» Doel van oefening: Geef alle rijen hieronder letterlijk en ongewijzigd opnieuw weer.

» Rijen bij opdracht:

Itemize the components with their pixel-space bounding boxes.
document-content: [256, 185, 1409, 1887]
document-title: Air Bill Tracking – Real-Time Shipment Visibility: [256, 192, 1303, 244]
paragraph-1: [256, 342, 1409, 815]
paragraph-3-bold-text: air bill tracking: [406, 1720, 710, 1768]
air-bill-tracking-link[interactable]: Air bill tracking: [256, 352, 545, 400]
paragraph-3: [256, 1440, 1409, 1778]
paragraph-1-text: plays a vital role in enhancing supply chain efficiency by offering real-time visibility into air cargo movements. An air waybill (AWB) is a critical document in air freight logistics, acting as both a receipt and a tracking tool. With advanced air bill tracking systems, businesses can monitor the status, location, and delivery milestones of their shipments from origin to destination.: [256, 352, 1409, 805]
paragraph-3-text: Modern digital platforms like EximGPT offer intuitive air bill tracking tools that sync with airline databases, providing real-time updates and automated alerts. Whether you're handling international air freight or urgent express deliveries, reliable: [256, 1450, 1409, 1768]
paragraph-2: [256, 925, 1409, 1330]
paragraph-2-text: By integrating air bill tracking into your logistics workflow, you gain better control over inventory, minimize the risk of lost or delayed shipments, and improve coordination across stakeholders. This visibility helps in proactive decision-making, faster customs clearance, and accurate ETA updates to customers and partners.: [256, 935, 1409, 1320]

» Antwoord op opdracht:
Itemize the components with their pixel-space bounding boxes.
document-content: [256, 185, 1409, 1887]
document-title: Air Bill Tracking – Real-Time Shipment Visibility: [256, 192, 1303, 244]
paragraph-1: [256, 342, 1409, 815]
paragraph-3-bold-text: air bill tracking: [406, 1720, 710, 1768]
air-bill-tracking-link[interactable]: Air bill tracking: [256, 352, 545, 400]
paragraph-3: [256, 1440, 1409, 1778]
paragraph-1-text: plays a vital role in enhancing supply chain efficiency by offering real-time visibility into air cargo movements. An air waybill (AWB) is a critical document in air freight logistics, acting as both a receipt and a tracking tool. With advanced air bill tracking systems, businesses can monitor the status, location, and delivery milestones of their shipments from origin to destination.: [256, 352, 1409, 805]
paragraph-3-text: Modern digital platforms like EximGPT offer intuitive air bill tracking tools that sync with airline databases, providing real-time updates and automated alerts. Whether you're handling international air freight or urgent express deliveries, reliable: [256, 1450, 1409, 1768]
paragraph-2: [256, 925, 1409, 1330]
paragraph-2-text: By integrating air bill tracking into your logistics workflow, you gain better control over inventory, minimize the risk of lost or delayed shipments, and improve coordination across stakeholders. This visibility helps in proactive decision-making, faster customs clearance, and accurate ETA updates to customers and partners.: [256, 935, 1409, 1320]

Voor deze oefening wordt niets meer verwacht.